Below are some records; reproduce every one of them exactly.

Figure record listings
— START —
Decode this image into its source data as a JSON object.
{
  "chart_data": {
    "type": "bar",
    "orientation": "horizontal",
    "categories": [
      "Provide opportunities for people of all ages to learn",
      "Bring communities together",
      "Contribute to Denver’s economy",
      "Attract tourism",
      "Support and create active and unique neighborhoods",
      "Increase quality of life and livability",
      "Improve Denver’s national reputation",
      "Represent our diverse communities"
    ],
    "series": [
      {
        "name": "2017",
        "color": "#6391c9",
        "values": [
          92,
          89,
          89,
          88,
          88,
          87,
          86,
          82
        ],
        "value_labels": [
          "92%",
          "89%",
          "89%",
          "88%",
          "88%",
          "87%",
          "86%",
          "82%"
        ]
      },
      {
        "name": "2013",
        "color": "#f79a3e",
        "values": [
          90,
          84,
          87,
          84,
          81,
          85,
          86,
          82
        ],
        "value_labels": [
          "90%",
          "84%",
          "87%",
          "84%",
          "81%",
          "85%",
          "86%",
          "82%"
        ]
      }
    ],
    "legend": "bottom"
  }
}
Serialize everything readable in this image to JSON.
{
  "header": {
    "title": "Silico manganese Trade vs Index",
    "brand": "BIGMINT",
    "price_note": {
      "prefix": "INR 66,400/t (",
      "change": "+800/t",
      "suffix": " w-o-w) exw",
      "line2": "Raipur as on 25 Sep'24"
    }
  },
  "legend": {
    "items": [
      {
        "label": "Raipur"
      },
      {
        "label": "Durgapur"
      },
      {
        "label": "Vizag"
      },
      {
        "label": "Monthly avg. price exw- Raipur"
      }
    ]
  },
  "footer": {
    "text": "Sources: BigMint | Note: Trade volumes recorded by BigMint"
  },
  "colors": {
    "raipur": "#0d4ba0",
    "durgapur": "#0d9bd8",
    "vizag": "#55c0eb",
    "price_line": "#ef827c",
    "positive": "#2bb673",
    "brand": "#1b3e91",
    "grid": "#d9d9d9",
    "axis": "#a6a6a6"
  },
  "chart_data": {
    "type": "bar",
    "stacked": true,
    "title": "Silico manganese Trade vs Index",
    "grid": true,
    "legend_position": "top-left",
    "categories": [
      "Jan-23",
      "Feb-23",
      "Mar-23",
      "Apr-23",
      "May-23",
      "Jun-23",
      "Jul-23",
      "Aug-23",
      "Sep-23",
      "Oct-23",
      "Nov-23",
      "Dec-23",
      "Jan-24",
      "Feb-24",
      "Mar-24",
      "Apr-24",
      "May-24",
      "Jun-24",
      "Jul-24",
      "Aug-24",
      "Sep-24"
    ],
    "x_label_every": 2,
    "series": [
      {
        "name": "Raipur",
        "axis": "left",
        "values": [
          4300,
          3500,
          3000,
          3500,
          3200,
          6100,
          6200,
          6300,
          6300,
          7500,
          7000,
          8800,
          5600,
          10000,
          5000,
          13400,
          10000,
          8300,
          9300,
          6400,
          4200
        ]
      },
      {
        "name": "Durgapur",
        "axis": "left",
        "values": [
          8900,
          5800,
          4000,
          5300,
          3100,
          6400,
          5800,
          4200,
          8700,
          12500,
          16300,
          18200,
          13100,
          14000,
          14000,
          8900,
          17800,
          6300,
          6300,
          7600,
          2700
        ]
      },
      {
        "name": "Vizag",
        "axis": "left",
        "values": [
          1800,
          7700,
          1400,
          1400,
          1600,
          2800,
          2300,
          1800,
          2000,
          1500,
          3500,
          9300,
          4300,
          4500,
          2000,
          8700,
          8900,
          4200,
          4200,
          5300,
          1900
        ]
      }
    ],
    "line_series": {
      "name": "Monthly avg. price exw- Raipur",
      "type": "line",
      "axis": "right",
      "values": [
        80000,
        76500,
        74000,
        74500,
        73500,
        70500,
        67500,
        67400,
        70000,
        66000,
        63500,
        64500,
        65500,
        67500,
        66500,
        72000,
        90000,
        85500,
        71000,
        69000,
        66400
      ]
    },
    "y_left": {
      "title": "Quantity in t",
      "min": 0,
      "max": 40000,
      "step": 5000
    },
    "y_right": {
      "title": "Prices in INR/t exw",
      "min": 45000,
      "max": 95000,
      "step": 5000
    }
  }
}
— END —
Exercise answer -
Decode this image into its source data as a JSON object.
{
  "chart_data": {
    "type": "bar",
    "orientation": "horizontal",
    "categories": [
      "Provide opportunities for people of all ages to learn",
      "Bring communities together",
      "Contribute to Denver’s economy",
      "Attract tourism",
      "Support and create active and unique neighborhoods",
      "Increase quality of life and livability",
      "Improve Denver’s national reputation",
      "Represent our diverse communities"
    ],
    "series": [
      {
        "name": "2017",
        "color": "#6391c9",
        "values": [
          92,
          89,
          89,
          88,
          88,
          87,
          86,
          82
        ],
        "value_labels": [
          "92%",
          "89%",
          "89%",
          "88%",
          "88%",
          "87%",
          "86%",
          "82%"
        ]
      },
      {
        "name": "2013",
        "color": "#f79a3e",
        "values": [
          90,
          84,
          87,
          84,
          81,
          85,
          86,
          82
        ],
        "value_labels": [
          "90%",
          "84%",
          "87%",
          "84%",
          "81%",
          "85%",
          "86%",
          "82%"
        ]
      }
    ],
    "legend": "bottom"
  }
}
Serialize everything readable in this image to JSON.
{
  "header": {
    "title": "Silico manganese Trade vs Index",
    "brand": "BIGMINT",
    "price_note": {
      "prefix": "INR 66,400/t (",
      "change": "+800/t",
      "suffix": " w-o-w) exw",
      "line2": "Raipur as on 25 Sep'24"
    }
  },
  "legend": {
    "items": [
      {
        "label": "Raipur"
      },
      {
        "label": "Durgapur"
      },
      {
        "label": "Vizag"
      },
      {
        "label": "Monthly avg. price exw- Raipur"
      }
    ]
  },
  "footer": {
    "text": "Sources: BigMint | Note: Trade volumes recorded by BigMint"
  },
  "colors": {
    "raipur": "#0d4ba0",
    "durgapur": "#0d9bd8",
    "vizag": "#55c0eb",
    "price_line": "#ef827c",
    "positive": "#2bb673",
    "brand": "#1b3e91",
    "grid": "#d9d9d9",
    "axis": "#a6a6a6"
  },
  "chart_data": {
    "type": "bar",
    "stacked": true,
    "title": "Silico manganese Trade vs Index",
    "grid": true,
    "legend_position": "top-left",
    "categories": [
      "Jan-23",
      "Feb-23",
      "Mar-23",
      "Apr-23",
      "May-23",
      "Jun-23",
      "Jul-23",
      "Aug-23",
      "Sep-23",
      "Oct-23",
      "Nov-23",
      "Dec-23",
      "Jan-24",
      "Feb-24",
      "Mar-24",
      "Apr-24",
      "May-24",
      "Jun-24",
      "Jul-24",
      "Aug-24",
      "Sep-24"
    ],
    "x_label_every": 2,
    "series": [
      {
        "name": "Raipur",
        "axis": "left",
        "values": [
          4300,
          3500,
          3000,
          3500,
          3200,
          6100,
          6200,
          6300,
          6300,
          7500,
          7000,
          8800,
          5600,
          10000,
          5000,
          13400,
          10000,
          8300,
          9300,
          6400,
          4200
        ]
      },
      {
        "name": "Durgapur",
        "axis": "left",
        "values": [
          8900,
          5800,
          4000,
          5300,
          3100,
          6400,
          5800,
          4200,
          8700,
          12500,
          16300,
          18200,
          13100,
          14000,
          14000,
          8900,
          17800,
          6300,
          6300,
          7600,
          2700
        ]
      },
      {
        "name": "Vizag",
        "axis": "left",
        "values": [
          1800,
          7700,
          1400,
          1400,
          1600,
          2800,
          2300,
          1800,
          2000,
          1500,
          3500,
          9300,
          4300,
          4500,
          2000,
          8700,
          8900,
          4200,
          4200,
          5300,
          1900
        ]
      }
    ],
    "line_series": {
      "name": "Monthly avg. price exw- Raipur",
      "type": "line",
      "axis": "right",
      "values": [
        80000,
        76500,
        74000,
        74500,
        73500,
        70500,
        67500,
        67400,
        70000,
        66000,
        63500,
        64500,
        65500,
        67500,
        66500,
        72000,
        90000,
        85500,
        71000,
        69000,
        66400
      ]
    },
    "y_left": {
      "title": "Quantity in t",
      "min": 0,
      "max": 40000,
      "step": 5000
    },
    "y_right": {
      "title": "Prices in INR/t exw",
      "min": 45000,
      "max": 95000,
      "step": 5000
    }
  }
}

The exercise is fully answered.